▸ **SOURCE EXCERPT**:
——

Note that this likelihood function represent the probability of coming across the observed sample set for various setting of the parameter w. In the frequentist paradigm of statistics, the parameters w are estimated such that they yield highest probability of observing the sample set. Now, maximizing the likelihood function in setting parameters w is same as minimizing the monotonically decreasing negative logarithm of the likelihood function. Negative log likelihood of this probability is:

\[\mathscr{L} = - log(p(\boldsymbol{Y}|\boldsymbol{X}, \boldsymbol{w})) = - \sum_{n=1}^N \sum_{k=1}^K {y_{kn}} log({\mu_{kn}})\]

Cross entropy
This approach of classification problem has its roots in information theory. In particular, the concepts of self-information, entropy and, of course, cross entropy. Self-information can be viewed as the degree of surprise or amount of information we learn from observing a random event and is based on the probability of that event. We learn less from a highly probable event compared to what we learn from observing a highly improbable event. This means self-information is a monotonically decreasing over probability space. And we learn twice as much of information from observing two such independent events as compared to just one. These requirements leads to the following functional form relating self-information \(h(x)\) to probability of an event x, \(p(x)\):

\[h(x) = - log(p(x))\]

To extend this concept to the classification problem, lets state the classification problem as approximating the true probabilities y=(y₁,y₂…yk)ᵀ using the approximated probabilities \(ŷ = (𝜇₁,𝜇₂…𝜇_𝑘)ᵀ\). This means the self-information approximated by the classification for observing y belonging to class k is -log(𝜇k). Since we know the true probabilities as y=(y₁,y₂…y_k)ᵀ, the expected self-information of observing y can be written as:

\[H(\widehat{y} , y) = E_{y}[h(\widehat{y})] = - \sum_{k=1}^{K}{y_k}log({\widehat{y}_k})= - \sum_{k=1}^{K}{y_k}log({\mu_k})\]

This is known as cross-entropy and can also be viewed as how closely the true probability distribution y is represented by the approximate probability distribution ŷ. If we apply this to all of our N observations in the data set we get total cross-entropy as:

\[\mathscr{L} =\sum_{n=1}^N H(\widehat{y}_i, y_i) = - \sum_{n=1}^N \sum_{k=1}^K {y_{kn}} log({\mu_{kn}})\]

See that the cross-entropy objective function looks exactly the same as the objective functions we formulated using MLE.

——

▸ **PROBLEMS**:
1. In the excerpt on cross entropy, how does the frequentist paradigm estimate the parameters w?
2. From the excerpt on cross entropy, copy word for word the passage that begins at the words "This is known" and stops after "formulated using MLE.".

——

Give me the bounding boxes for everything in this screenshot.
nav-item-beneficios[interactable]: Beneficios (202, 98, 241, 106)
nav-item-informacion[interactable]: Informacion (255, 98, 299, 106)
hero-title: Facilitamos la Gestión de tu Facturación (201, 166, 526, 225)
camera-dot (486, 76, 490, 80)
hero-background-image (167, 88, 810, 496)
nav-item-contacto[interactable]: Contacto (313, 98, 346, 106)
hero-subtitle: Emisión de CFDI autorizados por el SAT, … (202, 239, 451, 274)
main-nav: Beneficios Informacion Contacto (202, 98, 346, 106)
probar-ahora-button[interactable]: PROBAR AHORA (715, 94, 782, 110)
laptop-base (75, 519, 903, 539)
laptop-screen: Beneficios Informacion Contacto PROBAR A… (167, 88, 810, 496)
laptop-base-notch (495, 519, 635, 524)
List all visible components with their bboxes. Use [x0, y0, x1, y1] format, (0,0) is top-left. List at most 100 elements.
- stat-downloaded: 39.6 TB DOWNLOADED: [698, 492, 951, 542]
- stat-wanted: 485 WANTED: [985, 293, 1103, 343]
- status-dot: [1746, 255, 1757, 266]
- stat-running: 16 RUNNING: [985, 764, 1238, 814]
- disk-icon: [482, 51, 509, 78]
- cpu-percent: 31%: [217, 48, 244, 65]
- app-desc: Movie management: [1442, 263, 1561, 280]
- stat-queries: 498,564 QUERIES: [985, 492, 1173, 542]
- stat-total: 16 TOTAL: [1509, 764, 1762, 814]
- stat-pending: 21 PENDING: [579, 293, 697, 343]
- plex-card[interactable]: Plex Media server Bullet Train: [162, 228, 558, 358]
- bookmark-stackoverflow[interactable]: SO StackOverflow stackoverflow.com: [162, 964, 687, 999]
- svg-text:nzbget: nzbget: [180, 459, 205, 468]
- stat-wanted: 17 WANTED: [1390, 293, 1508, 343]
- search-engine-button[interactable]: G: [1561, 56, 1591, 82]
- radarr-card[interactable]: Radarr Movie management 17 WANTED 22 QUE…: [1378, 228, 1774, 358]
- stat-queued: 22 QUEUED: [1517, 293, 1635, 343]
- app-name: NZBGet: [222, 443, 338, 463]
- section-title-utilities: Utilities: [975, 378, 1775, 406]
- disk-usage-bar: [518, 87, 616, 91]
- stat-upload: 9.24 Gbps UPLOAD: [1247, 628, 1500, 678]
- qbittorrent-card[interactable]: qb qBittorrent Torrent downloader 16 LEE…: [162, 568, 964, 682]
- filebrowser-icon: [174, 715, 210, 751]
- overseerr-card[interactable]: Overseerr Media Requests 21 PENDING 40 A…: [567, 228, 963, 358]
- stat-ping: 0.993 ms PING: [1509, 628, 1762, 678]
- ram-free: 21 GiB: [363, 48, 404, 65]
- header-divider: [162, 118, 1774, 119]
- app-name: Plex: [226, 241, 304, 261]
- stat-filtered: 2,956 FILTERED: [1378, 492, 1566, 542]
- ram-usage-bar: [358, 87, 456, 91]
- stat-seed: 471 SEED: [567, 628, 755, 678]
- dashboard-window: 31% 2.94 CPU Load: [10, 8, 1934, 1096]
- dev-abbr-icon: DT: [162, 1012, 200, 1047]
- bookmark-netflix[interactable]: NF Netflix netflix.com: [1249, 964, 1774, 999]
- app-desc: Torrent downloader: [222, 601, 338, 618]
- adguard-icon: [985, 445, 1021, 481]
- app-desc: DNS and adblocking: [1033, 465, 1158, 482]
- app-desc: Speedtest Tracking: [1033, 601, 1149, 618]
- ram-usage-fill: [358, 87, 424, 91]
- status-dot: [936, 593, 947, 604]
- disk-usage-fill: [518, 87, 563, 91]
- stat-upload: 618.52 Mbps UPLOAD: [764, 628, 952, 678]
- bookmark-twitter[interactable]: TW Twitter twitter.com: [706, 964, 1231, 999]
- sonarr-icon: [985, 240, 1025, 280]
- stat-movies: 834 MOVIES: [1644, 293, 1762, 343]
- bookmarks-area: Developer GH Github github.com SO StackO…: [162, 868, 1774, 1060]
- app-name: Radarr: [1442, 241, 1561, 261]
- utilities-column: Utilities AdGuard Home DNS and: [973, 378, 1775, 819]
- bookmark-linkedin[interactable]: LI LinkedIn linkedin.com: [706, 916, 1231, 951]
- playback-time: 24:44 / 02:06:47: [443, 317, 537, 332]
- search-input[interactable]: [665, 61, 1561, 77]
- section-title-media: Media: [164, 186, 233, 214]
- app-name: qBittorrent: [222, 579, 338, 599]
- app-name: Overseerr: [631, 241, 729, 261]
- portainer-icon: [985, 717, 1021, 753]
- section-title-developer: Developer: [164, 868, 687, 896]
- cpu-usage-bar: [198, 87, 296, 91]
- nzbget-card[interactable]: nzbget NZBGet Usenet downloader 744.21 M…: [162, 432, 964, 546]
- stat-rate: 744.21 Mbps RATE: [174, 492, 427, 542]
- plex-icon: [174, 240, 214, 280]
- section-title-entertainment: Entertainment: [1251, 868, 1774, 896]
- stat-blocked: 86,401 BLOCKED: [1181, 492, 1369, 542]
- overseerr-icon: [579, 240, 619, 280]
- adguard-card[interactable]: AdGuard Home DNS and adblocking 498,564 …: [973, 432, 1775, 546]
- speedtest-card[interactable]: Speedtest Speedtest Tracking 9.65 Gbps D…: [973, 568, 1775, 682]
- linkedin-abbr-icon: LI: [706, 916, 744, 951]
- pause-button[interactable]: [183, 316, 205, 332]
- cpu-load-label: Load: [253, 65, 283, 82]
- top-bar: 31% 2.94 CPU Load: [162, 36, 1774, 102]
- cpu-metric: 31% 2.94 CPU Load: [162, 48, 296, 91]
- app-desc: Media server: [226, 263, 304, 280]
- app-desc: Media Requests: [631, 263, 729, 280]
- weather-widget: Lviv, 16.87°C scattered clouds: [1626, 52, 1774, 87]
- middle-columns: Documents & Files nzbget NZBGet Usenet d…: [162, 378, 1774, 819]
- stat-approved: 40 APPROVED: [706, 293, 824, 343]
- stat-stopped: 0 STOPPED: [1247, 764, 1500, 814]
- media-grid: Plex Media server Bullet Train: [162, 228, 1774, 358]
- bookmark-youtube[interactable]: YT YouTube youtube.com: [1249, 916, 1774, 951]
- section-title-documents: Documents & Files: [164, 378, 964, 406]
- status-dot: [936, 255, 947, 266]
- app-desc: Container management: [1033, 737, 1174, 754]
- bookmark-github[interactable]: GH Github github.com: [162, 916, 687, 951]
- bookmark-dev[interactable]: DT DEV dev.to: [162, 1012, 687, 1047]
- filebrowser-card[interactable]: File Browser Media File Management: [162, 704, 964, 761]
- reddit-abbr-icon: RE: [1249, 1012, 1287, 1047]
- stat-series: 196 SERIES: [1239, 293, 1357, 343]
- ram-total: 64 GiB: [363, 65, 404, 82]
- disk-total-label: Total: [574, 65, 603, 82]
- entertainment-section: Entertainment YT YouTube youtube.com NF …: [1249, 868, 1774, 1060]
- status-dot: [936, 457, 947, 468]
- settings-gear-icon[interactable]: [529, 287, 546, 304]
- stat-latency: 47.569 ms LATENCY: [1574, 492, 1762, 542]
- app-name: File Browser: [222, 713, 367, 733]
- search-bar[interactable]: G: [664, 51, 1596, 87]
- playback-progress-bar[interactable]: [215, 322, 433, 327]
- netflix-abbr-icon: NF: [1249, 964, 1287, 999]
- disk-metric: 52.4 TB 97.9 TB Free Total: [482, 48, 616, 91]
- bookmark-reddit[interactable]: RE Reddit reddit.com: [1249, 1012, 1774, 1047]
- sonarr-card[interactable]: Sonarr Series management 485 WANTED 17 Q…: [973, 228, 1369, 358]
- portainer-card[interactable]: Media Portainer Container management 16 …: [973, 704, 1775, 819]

——

▸ **WRITTEN ANSWERS**:
1. The parameters w are estimated so that they yield the highest probability of observing the sample set.

2.
This is known as cross-entropy and can also be viewed as how closely the true probability distribution y is represented by the approximate probability distribution ŷ. If we apply this to all of our N observations in the data set we get total cross-entropy as:

\[\mathscr{L} =\sum_{n=1}^N H(\widehat{y}_i, y_i) = - \sum_{n=1}^N \sum_{k=1}^K {y_{kn}} log({\mu_{kn}})\]

See that the cross-entropy objective function looks exactly the same as the objective functions we formulated using MLE.